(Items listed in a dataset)
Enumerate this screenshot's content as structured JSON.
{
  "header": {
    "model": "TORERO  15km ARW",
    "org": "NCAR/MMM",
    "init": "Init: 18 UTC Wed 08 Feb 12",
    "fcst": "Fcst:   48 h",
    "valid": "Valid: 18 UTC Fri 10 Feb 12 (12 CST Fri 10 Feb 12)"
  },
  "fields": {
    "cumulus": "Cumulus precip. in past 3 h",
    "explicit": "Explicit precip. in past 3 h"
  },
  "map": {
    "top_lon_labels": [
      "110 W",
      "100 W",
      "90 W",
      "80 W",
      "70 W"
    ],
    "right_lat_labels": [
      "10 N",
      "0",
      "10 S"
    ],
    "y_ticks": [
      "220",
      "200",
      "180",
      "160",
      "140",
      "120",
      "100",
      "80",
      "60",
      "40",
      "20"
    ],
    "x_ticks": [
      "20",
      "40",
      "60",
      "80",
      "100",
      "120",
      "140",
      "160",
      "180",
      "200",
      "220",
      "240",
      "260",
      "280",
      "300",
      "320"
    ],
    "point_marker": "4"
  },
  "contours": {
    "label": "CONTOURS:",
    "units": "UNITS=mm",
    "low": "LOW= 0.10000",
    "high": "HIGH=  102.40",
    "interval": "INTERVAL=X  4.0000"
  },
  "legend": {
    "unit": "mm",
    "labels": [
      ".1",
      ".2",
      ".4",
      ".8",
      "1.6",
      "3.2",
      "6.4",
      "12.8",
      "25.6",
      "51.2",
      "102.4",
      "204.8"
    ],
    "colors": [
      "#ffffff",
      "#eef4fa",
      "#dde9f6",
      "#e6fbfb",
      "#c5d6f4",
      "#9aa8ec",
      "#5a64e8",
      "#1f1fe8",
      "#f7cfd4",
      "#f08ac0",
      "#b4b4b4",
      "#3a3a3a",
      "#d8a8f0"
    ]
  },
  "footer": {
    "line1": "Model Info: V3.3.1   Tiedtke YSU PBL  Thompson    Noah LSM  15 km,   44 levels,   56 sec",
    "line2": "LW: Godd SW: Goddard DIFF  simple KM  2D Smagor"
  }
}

» EXERCISE DESCRIPTION
Identify and list each line with the word "precip".

» ANSWER TO THE EXERCISE
    "cumulus": "Cumulus precip. in past 3 h",
    "explicit": "Explicit precip. in past 3 h"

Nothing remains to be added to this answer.